(Page excerpt begins)

For therapeutic monitoring, collect specimen immediately prior to next dose.

Storage Instructions
Refrigerate
Causes for Rejection
Gel-barrier tube
Reference Interval
Therapeutic: 50-150 ng/mL
Critical Values
Potentially toxic: >500 ng/mL
Use
Nortriptyline, the N-demethylated metabolite of amitriptyline, is as effective as imipramine in the treatment of depressive episodes of major depression and bipolar disorder. It may also be useful in dysthymic disorder and atypical depression.

Plasma concentrations <50 ng/mL are thought to be ineffective and those >150-175 ng/mL are often associated with a suboptimal response in patients with major depression; therefore, excessive dosage may diminish responsiveness. In addition, active metabolites of nortriptyline may accumulate in elderly patients, and toxic side effects may develop despite plasma nortriptyline concentrations <150 ng/mL. However, in one study, the pharmacokinetic parameters of nortriptyline in frail elderly patients were similar to those in younger individuals.

Nortriptyline may be less likely than other tricyclic agents to produce orthostatic hypotension, particularly in the elderly. It also may be relatively safer than other tricyclic antidepressants in cardiac patients, including those who have received a transplant.

Methodology
High-pressure liquid chromatography (HPLC)
Additional Information
Nortriptyline, a tricyclic antidepressant, is a derivative and metabolite of amitriptyline and is used to treat endogenous depression. The half-life of nortriptyline is 20-80 hours. Nortriptyline may be associated with cholestasis and cholestatic jaundice. Hematological consequences include agranulocytosis, purpura, and thrombocytopenia. Other side effects include a host of GI, endocrinologic, allergic, anticholinergic, cardiovascular, and neurologic disorders.

All the tricyclic antidepressants have significant drug interactions. Being potent inducers of hepatic drug-metabolizing enzymes, particularly CYP3A4, CYP1A2, and CYP2C9, the antiepileptic drugs, carbamazepine, phenytoin, phenobarbital, and primidone stimulate the oxidative transformation of concurrently prescribed antidepressants.1 This results in decreased drug levels of the antidepressant. To a lesser extent, co-administration of oxcarbazepine, topiramate, and felbamate can also result in decreased antidepressant levels. Other tricyclic antidepressant drug interactions: hydrocortisone, methylphenidate, and phenothiazines increase tricyclic levels; tricyclics impair the antihypertensive effectiveness of clonidine and guanethidine; tricyclics and alcohol produce additive sedative effects, tricyclics and antiparkinsonism agents have potent anticholinergic side effects, and tricyclics and MAO inhibitors should not be co-administered because of the potential for antihypertensive and CNS crises.

(Page excerpt ends)

Exercises to complete:
- A) From the nortriptyline test description, reproduce the passage starting with "For therapeutic monitoring, collect" and going on through "and atypical depression.".
- B) Answer these questions from the nortriptyline test description:
(i) What therapeutic reference interval is given?
(ii) What is the stated half-life of nortriptyline?
(iii) Which method is listed under Methodology?
- C) Write what comes next in the nortriptyline test description, picking up after its final sentence.

(Given entries begins)

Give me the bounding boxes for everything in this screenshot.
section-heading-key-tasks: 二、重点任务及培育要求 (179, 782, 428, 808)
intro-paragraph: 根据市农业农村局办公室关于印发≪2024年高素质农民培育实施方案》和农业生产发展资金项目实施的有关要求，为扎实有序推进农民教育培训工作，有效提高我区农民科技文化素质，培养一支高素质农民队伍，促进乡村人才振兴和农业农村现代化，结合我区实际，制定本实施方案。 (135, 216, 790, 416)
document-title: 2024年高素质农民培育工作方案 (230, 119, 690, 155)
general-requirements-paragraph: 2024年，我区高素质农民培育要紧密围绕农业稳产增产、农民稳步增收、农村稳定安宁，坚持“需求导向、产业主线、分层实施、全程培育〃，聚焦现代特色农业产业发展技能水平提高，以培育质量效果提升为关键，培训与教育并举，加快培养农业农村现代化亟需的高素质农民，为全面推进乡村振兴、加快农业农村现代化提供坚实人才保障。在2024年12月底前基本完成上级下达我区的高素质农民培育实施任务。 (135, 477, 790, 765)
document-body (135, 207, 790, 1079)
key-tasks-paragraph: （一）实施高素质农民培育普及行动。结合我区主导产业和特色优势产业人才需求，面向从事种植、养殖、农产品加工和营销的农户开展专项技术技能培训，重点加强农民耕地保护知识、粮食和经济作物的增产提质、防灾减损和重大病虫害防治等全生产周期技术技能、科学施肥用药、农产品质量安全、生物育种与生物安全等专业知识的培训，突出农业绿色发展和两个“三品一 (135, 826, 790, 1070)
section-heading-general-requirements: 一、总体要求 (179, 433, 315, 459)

(Given entries ends)

Solved problems:
- A)
For therapeutic monitoring, collect specimen immediately prior to next dose.

Storage Instructions
Refrigerate
Causes for Rejection
Gel-barrier tube
Reference Interval
Therapeutic: 50-150 ng/mL
Critical Values
Potentially toxic: >500 ng/mL
Use
Nortriptyline, the N-demethylated metabolite of amitriptyline, is as effective as imipramine in the treatment of depressive episodes of major depression and bipolar disorder. It may also be useful in dysthymic disorder and atypical depression.

- B)
(i) 50-150 ng/mL
(ii) 20-80 hours
(iii) High-pressure liquid chromatography (HPLC)

- C)
Tricyclics should be avoided in pregnant and lactating women because these drugs have not been established as safe. Geriatric patients are especially prone to postural hypotension, urinary retention, and sedation.2 In general, it has been reported that, “Therapeutic drug monitoring of antidepressants allows us to take into account the influence of factors such as co-medications, diet, smoking habit, impaired organ function, and compliance. Therapeutic drug monitoring and genotyping are thus complementary, and their combined use contributes to improve pharmacotherapy with antidepressants and other drugs.”3

Footnotes
  1. Spina E and Perucca E, “Clinical Significance of Pharmacokinetic Interactions Between Antiepileptic and Psychotropic Drugs,” Epilepsia, 2002, 43(Suppl 2):37-44.
  2. Montamat SC, Cusack BJ, and Vestal RE, “Management of Drug Therapy in the Elderly,” N Engl J Med, 1989, 321(5):303-9.
  3. Eap CB, Sirot EJ, and Baumann P, “Therapeutic Monitoring of Antidepressants in the Era of Pharmacogenetics Studies,” Ther Drug Monit, 2004, 26(2):152-5
References

AMA, Division of Drugs and Toxicology, Drug Evaluations Subscription, Chicago, IL: American Medical Association, Spring 1992.

Rodriguez de la Torre B, Dreher J, Malevany I, et al, “Serum Levels and Cardiovascular Effects of Tricyclic Antidepressants and Selective Serotonin Reuptake Inhibitors in Depressed Patients,” Ther Drug Monit, 2001, 23(4):435-40.